• PROBLEMS TO SOLVE
(a) Repeat word for word the passage of the court order on dismissing appeals that runs from "11. Power to" up to and including "or his pleader.".
(b) Go on with the court order on dismissing the Second Appeal, picking up right after its final sentence.

7. The submissions made by Mr. Vin with respect to the dismissal of his Second Appeal may now be examined.

8. In support of his submission that the Court has no jurisdiction or power to dismiss an appeal summarily on merits in the absence of the appellant or his pleader, Mr. Vin referred to certain provisions of Order 41 of the Code. He was also fair enough to state that in one decision of the Allahabad High Court, a view contrary to his contention is taken, which view, in his submission, is not correct. This decision is reported as Prem Prakash v. Ram Pratap : AIR1967All47 . Mr. Vin invited my attention to Rules 11, 16, 17, 19 and 21 of Order 41 of the Code, which are reproduced hereunder:

11. Power to dismiss appeal without sending notice to Lower Court: (1) The Appellate Court after sending for the record if it thinks fit so to do, and after fixing a day for hearing the appellant or his pleader and hearing him accordingly if he appears on that day, may dismiss the appeal without sending notice to the court from whose decree the appeal is preferred and without serving notice on the respondent or his pleader.

• SUPPLIED ENTRIES
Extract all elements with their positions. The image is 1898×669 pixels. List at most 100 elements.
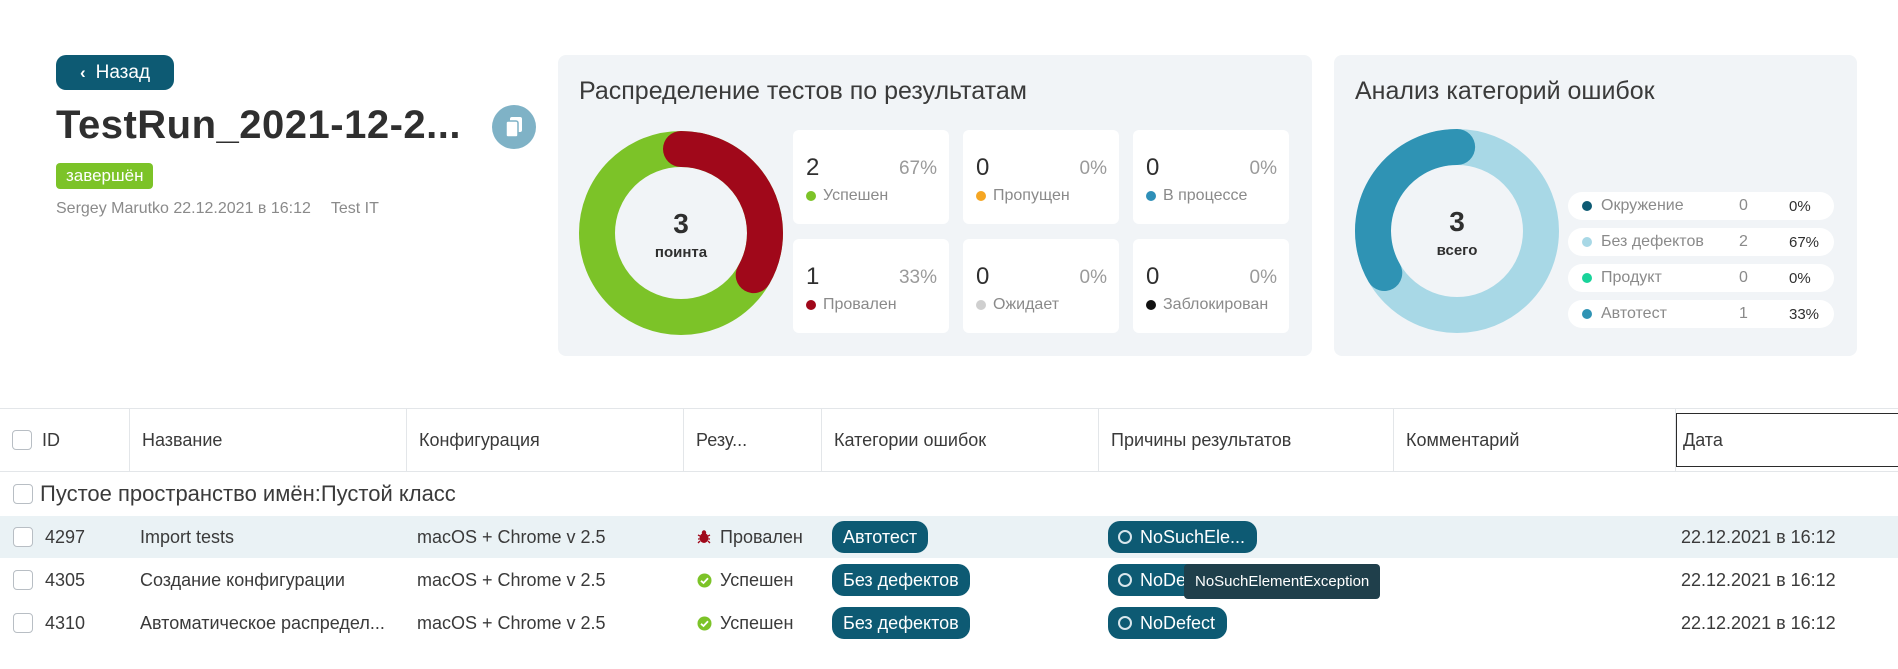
row-id: 4305	[45, 569, 86, 590]
legend-dot-icon	[1582, 201, 1592, 211]
column-label: Конфигурация	[419, 429, 540, 450]
reason-label: NoDefect	[1140, 612, 1216, 633]
stat-label: Провален	[806, 296, 897, 314]
legend-percent: 67%	[1789, 233, 1820, 251]
legend-item-autotest[interactable]: Автотест 1 33%	[1568, 300, 1834, 328]
row-name[interactable]: Создание конфигурации	[140, 569, 345, 590]
column-header-configuration[interactable]: Конфигурация	[407, 409, 684, 471]
row-name[interactable]: Автоматическое распредел...	[140, 612, 385, 633]
stat-count: 0	[976, 263, 990, 290]
row-reason-cell: NoDefect	[1108, 602, 1228, 644]
row-configuration: macOS + Chrome v 2.5	[417, 526, 606, 547]
results-donut-chart	[579, 131, 783, 335]
results-total-label: поинта	[654, 244, 708, 261]
reason-ring-icon	[1118, 616, 1132, 630]
legend-label: Окружение	[1601, 197, 1684, 214]
column-header-name[interactable]: Название	[130, 409, 407, 471]
status-badge: завершён	[56, 163, 154, 189]
legend-item-no-defects[interactable]: Без дефектов 2 67%	[1568, 228, 1834, 256]
categories-total-label: всего	[1436, 242, 1478, 259]
select-all-checkbox[interactable]	[12, 430, 32, 450]
copy-button[interactable]	[492, 105, 536, 149]
legend-percent: 33%	[1789, 305, 1820, 323]
reason-badge[interactable]: NoDefect	[1108, 607, 1228, 639]
back-button[interactable]: ‹ Назад	[56, 55, 174, 90]
reason-ring-icon	[1118, 530, 1132, 544]
stat-card-blocked[interactable]: 0 0% Заблокирован	[1133, 239, 1289, 333]
column-header-date[interactable]: Дата	[1676, 413, 1898, 467]
row-name[interactable]: Import tests	[140, 526, 235, 547]
row-result: Успешен	[696, 559, 793, 601]
results-donut-center: 3 поинта	[631, 208, 731, 261]
category-badge[interactable]: Без дефектов	[832, 564, 970, 596]
status-dot-icon	[976, 191, 986, 201]
category-badge[interactable]: Без дефектов	[832, 607, 970, 639]
legend-item-environment[interactable]: Окружение 0 0%	[1568, 192, 1834, 220]
table-row[interactable]: 4310 Автоматическое распредел... macOS +…	[0, 602, 1898, 644]
legend-item-product[interactable]: Продукт 0 0%	[1568, 264, 1834, 292]
row-result: Провален	[696, 516, 803, 558]
reason-ring-icon	[1118, 573, 1132, 587]
row-checkbox[interactable]	[13, 613, 33, 633]
reason-badge[interactable]: NoSuchEle...	[1108, 521, 1258, 553]
row-checkbox-cell	[13, 602, 33, 644]
row-id: 4297	[45, 526, 86, 547]
stat-label: Заблокирован	[1146, 296, 1268, 314]
stat-card-skipped[interactable]: 0 0% Пропущен	[963, 130, 1119, 224]
row-checkbox[interactable]	[13, 570, 33, 590]
column-header-error-categories[interactable]: Категории ошибок	[822, 409, 1099, 471]
column-label: ID	[42, 429, 60, 450]
stat-card-pending[interactable]: 0 0% Ожидает	[963, 239, 1119, 333]
row-category-cell: Автотест	[832, 516, 929, 558]
legend-percent: 0%	[1789, 269, 1811, 287]
column-header-result-reasons[interactable]: Причины результатов	[1099, 409, 1394, 471]
row-checkbox-cell	[13, 559, 33, 601]
group-checkbox[interactable]	[13, 484, 33, 504]
chevron-left-icon: ‹	[79, 62, 86, 82]
status-dot-icon	[1146, 300, 1156, 310]
stat-count: 1	[806, 263, 820, 290]
stat-label-text: Успешен	[823, 187, 889, 204]
row-checkbox[interactable]	[13, 527, 33, 547]
table-row[interactable]: 4297 Import tests macOS + Chrome v 2.5 П…	[0, 516, 1898, 558]
legend-count: 0	[1739, 197, 1748, 214]
check-circle-icon	[696, 572, 712, 588]
status-dot-icon	[976, 300, 986, 310]
row-result-label: Успешен	[720, 569, 794, 590]
column-header-result[interactable]: Резу...	[684, 409, 822, 471]
table-header: ID Название Конфигурация Резу... Категор…	[0, 408, 1898, 472]
stat-card-in-progress[interactable]: 0 0% В процессе	[1133, 130, 1289, 224]
back-button-label: Назад	[95, 61, 151, 83]
row-result-label: Успешен	[720, 612, 794, 633]
row-configuration: macOS + Chrome v 2.5	[417, 569, 606, 590]
stat-count: 2	[806, 154, 820, 181]
reason-label: NoDe	[1140, 569, 1187, 590]
categories-donut-chart	[1355, 128, 1559, 333]
legend-label: Без дефектов	[1601, 233, 1704, 250]
stat-card-failed[interactable]: 1 33% Провален	[793, 239, 949, 333]
stat-percent: 33%	[898, 267, 937, 288]
run-project: Test IT	[330, 200, 379, 217]
column-header-comment[interactable]: Комментарий	[1394, 409, 1676, 471]
run-author-date: Sergey Marutko 22.12.2021 в 16:12	[56, 200, 311, 217]
reason-tooltip: NoSuchElementException	[1184, 564, 1381, 599]
category-badge[interactable]: Автотест	[832, 521, 929, 553]
run-meta: Sergey Marutko 22.12.2021 в 16:12 Test I…	[56, 200, 379, 218]
group-row[interactable]: Пустое пространство имён:Пустой класс	[0, 472, 1898, 516]
legend-dot-icon	[1582, 237, 1592, 247]
column-label: Комментарий	[1406, 429, 1520, 450]
row-date: 22.12.2021 в 16:12	[1681, 612, 1836, 633]
stat-percent: 0%	[1079, 158, 1107, 179]
row-checkbox-cell	[13, 516, 33, 558]
row-date: 22.12.2021 в 16:12	[1681, 526, 1836, 547]
stat-card-passed[interactable]: 2 67% Успешен	[793, 130, 949, 224]
table-row[interactable]: 4305 Создание конфигурации macOS + Chrom…	[0, 559, 1898, 601]
column-label: Название	[142, 429, 223, 450]
column-label: Дата	[1683, 429, 1723, 450]
column-label: Категории ошибок	[834, 429, 987, 450]
row-date: 22.12.2021 в 16:12	[1681, 569, 1836, 590]
column-header-id[interactable]: ID	[0, 409, 130, 471]
stat-label: Ожидает	[976, 296, 1059, 314]
copy-icon	[505, 117, 522, 138]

• ANSWERS FOR THE EXERCISE
(a)
11. Power to dismiss appeal without sending notice to Lower Court: (1) The Appellate Court after sending for the record if it thinks fit so to do, and after fixing a day for hearing the appellant or his pleader and hearing him accordingly if he appears on that day, may dismiss the appeal without sending notice to the court from whose decree the appeal is preferred and without serving notice on the respondent or his pleader.

(b)
(2) If on the day fixed or any other day to which the hearing may be adjourned the appellant does not appear when the appeal is called on for hearing, the court may make an order that the appeal be dismissed.

(3) The dismissal of an appeal under this rule shall be notified to the court from whose decree the appeal is preferred.'

16. Right to begin :-() On the day fixed, or on any other day to which the hearing may be adjourned, the appellant shall be heard in support of the appeal.

(2) The court shall then, if it does not dismiss the appeal at once, hear the respondent against the appeal, and in such case the appellant shall be entitled to reply.

17. Dismissal of appeal for appellant's default.

(1) Where on the day fixed, or any other day to which the hearing may be adjourned, the appellant does not appear when the appeal is called on for hearing, the court may make an order that the appeal be dismissed.

Hearing appeal ex parte :- (2) Where the appellant appears and the respondent does not appear, the appeal shall be heard ex parte.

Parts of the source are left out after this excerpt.